What this task involves
Extract each line of the data and write it out again exactly.

Records contained in a dataset
_ _ _ _ _ _ _
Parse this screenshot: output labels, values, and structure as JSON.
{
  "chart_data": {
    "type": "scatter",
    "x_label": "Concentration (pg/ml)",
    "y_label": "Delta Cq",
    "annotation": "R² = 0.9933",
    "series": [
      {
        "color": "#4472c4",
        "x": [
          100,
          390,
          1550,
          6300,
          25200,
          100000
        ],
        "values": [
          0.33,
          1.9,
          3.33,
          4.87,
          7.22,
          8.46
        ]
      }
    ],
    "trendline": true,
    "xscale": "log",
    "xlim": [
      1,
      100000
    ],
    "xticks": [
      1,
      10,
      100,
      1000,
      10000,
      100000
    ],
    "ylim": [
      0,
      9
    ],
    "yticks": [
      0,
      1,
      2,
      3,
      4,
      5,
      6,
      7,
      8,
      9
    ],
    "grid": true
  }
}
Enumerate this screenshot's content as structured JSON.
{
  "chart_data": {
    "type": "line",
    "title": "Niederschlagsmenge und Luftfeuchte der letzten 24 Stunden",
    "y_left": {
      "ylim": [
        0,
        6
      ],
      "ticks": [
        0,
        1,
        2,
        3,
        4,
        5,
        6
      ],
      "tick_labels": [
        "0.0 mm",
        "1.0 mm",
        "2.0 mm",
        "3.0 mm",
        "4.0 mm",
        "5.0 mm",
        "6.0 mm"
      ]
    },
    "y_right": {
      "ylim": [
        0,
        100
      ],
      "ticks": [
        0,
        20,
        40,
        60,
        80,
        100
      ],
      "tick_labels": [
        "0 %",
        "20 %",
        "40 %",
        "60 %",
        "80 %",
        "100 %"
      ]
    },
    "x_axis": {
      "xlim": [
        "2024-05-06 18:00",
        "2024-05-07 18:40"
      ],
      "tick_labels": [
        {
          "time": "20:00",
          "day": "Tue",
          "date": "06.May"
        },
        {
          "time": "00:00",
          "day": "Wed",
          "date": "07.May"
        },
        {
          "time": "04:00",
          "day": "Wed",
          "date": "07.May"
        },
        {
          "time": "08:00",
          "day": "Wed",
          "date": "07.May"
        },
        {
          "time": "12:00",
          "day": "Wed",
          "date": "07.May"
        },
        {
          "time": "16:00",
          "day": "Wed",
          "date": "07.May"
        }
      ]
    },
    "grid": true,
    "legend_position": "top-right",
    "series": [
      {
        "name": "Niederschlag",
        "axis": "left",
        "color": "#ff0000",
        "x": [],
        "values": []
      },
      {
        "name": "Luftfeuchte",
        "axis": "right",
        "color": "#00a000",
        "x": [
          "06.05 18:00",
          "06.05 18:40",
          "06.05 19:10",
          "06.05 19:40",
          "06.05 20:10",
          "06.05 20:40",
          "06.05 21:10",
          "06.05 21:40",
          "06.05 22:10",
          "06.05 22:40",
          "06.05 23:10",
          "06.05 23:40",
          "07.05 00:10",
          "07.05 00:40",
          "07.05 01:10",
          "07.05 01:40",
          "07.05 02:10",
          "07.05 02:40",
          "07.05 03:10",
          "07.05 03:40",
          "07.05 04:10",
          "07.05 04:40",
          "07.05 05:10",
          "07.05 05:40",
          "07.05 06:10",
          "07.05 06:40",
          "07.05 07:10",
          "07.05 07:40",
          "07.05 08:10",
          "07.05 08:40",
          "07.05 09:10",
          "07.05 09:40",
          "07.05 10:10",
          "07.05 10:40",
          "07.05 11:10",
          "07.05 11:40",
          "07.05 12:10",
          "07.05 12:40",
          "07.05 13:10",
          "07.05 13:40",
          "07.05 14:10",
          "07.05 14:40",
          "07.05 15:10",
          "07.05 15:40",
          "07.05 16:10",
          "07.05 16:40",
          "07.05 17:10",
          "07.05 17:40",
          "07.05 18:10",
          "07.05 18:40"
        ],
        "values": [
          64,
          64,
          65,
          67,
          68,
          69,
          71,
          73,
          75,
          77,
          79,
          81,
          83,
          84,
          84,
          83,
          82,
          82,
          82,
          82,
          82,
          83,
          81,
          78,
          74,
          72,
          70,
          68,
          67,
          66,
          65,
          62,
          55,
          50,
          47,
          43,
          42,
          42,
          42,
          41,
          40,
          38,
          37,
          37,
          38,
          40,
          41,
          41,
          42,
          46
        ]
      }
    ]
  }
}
_ _ _ _ _ _ _
Written answer
Parse this screenshot: output labels, values, and structure as JSON.
{
  "chart_data": {
    "type": "scatter",
    "x_label": "Concentration (pg/ml)",
    "y_label": "Delta Cq",
    "annotation": "R² = 0.9933",
    "series": [
      {
        "color": "#4472c4",
        "x": [
          100,
          390,
          1550,
          6300,
          25200,
          100000
        ],
        "values": [
          0.33,
          1.9,
          3.33,
          4.87,
          7.22,
          8.46
        ]
      }
    ],
    "trendline": true,
    "xscale": "log",
    "xlim": [
      1,
      100000
    ],
    "xticks": [
      1,
      10,
      100,
      1000,
      10000,
      100000
    ],
    "ylim": [
      0,
      9
    ],
    "yticks": [
      0,
      1,
      2,
      3,
      4,
      5,
      6,
      7,
      8,
      9
    ],
    "grid": true
  }
}
Enumerate this screenshot's content as structured JSON.
{
  "chart_data": {
    "type": "line",
    "title": "Niederschlagsmenge und Luftfeuchte der letzten 24 Stunden",
    "y_left": {
      "ylim": [
        0,
        6
      ],
      "ticks": [
        0,
        1,
        2,
        3,
        4,
        5,
        6
      ],
      "tick_labels": [
        "0.0 mm",
        "1.0 mm",
        "2.0 mm",
        "3.0 mm",
        "4.0 mm",
        "5.0 mm",
        "6.0 mm"
      ]
    },
    "y_right": {
      "ylim": [
        0,
        100
      ],
      "ticks": [
        0,
        20,
        40,
        60,
        80,
        100
      ],
      "tick_labels": [
        "0 %",
        "20 %",
        "40 %",
        "60 %",
        "80 %",
        "100 %"
      ]
    },
    "x_axis": {
      "xlim": [
        "2024-05-06 18:00",
        "2024-05-07 18:40"
      ],
      "tick_labels": [
        {
          "time": "20:00",
          "day": "Tue",
          "date": "06.May"
        },
        {
          "time": "00:00",
          "day": "Wed",
          "date": "07.May"
        },
        {
          "time": "04:00",
          "day": "Wed",
          "date": "07.May"
        },
        {
          "time": "08:00",
          "day": "Wed",
          "date": "07.May"
        },
        {
          "time": "12:00",
          "day": "Wed",
          "date": "07.May"
        },
        {
          "time": "16:00",
          "day": "Wed",
          "date": "07.May"
        }
      ]
    },
    "grid": true,
    "legend_position": "top-right",
    "series": [
      {
        "name": "Niederschlag",
        "axis": "left",
        "color": "#ff0000",
        "x": [],
        "values": []
      },
      {
        "name": "Luftfeuchte",
        "axis": "right",
        "color": "#00a000",
        "x": [
          "06.05 18:00",
          "06.05 18:40",
          "06.05 19:10",
          "06.05 19:40",
          "06.05 20:10",
          "06.05 20:40",
          "06.05 21:10",
          "06.05 21:40",
          "06.05 22:10",
          "06.05 22:40",
          "06.05 23:10",
          "06.05 23:40",
          "07.05 00:10",
          "07.05 00:40",
          "07.05 01:10",
          "07.05 01:40",
          "07.05 02:10",
          "07.05 02:40",
          "07.05 03:10",
          "07.05 03:40",
          "07.05 04:10",
          "07.05 04:40",
          "07.05 05:10",
          "07.05 05:40",
          "07.05 06:10",
          "07.05 06:40",
          "07.05 07:10",
          "07.05 07:40",
          "07.05 08:10",
          "07.05 08:40",
          "07.05 09:10",
          "07.05 09:40",
          "07.05 10:10",
          "07.05 10:40",
          "07.05 11:10",
          "07.05 11:40",
          "07.05 12:10",
          "07.05 12:40",
          "07.05 13:10",
          "07.05 13:40",
          "07.05 14:10",
          "07.05 14:40",
          "07.05 15:10",
          "07.05 15:40",
          "07.05 16:10",
          "07.05 16:40",
          "07.05 17:10",
          "07.05 17:40",
          "07.05 18:10",
          "07.05 18:40"
        ],
        "values": [
          64,
          64,
          65,
          67,
          68,
          69,
          71,
          73,
          75,
          77,
          79,
          81,
          83,
          84,
          84,
          83,
          82,
          82,
          82,
          82,
          82,
          83,
          81,
          78,
          74,
          72,
          70,
          68,
          67,
          66,
          65,
          62,
          55,
          50,
          47,
          43,
          42,
          42,
          42,
          41,
          40,
          38,
          37,
          37,
          38,
          40,
          41,
          41,
          42,
          46
        ]
      }
    ]
  }
}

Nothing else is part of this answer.